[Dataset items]
▽

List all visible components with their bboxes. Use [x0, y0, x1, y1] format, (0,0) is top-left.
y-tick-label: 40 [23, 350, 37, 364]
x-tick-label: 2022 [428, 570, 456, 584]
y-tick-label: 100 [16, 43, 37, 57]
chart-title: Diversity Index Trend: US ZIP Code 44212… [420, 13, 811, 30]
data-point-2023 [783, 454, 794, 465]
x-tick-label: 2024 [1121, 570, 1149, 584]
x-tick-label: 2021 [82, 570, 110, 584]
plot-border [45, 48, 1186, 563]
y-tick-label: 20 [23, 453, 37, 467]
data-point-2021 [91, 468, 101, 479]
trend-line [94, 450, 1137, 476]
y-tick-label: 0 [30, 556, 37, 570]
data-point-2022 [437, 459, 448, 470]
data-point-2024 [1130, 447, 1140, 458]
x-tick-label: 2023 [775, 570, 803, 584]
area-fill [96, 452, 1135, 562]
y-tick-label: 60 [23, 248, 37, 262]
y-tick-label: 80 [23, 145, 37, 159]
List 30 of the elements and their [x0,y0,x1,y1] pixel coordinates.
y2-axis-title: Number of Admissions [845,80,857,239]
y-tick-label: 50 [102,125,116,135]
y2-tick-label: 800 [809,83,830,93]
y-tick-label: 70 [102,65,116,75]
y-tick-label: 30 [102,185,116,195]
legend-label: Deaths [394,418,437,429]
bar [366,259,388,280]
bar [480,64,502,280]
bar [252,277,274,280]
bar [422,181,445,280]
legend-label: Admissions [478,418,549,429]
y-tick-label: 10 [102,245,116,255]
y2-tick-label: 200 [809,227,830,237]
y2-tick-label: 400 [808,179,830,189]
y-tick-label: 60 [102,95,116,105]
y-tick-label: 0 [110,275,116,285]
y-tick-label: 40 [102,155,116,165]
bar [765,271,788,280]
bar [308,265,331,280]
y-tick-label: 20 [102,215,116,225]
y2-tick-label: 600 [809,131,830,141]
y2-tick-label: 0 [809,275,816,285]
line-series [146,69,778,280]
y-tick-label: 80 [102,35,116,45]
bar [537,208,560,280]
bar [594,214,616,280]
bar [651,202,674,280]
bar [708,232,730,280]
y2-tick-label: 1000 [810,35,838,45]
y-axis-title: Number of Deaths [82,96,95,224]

△

Direction
Copy the records line for line, starting at the very first line and ending with the line that contains "data-point-2024 [1130, 447, 1140, 458]".

Response to this exercise
List all visible components with their bboxes. Use [x0, y0, x1, y1] format, (0,0) is top-left.
y-tick-label: 40 [23, 350, 37, 364]
x-tick-label: 2022 [428, 570, 456, 584]
y-tick-label: 100 [16, 43, 37, 57]
chart-title: Diversity Index Trend: US ZIP Code 44212… [420, 13, 811, 30]
data-point-2023 [783, 454, 794, 465]
x-tick-label: 2024 [1121, 570, 1149, 584]
x-tick-label: 2021 [82, 570, 110, 584]
plot-border [45, 48, 1186, 563]
y-tick-label: 20 [23, 453, 37, 467]
data-point-2021 [91, 468, 101, 479]
trend-line [94, 450, 1137, 476]
y-tick-label: 0 [30, 556, 37, 570]
data-point-2022 [437, 459, 448, 470]
data-point-2024 [1130, 447, 1140, 458]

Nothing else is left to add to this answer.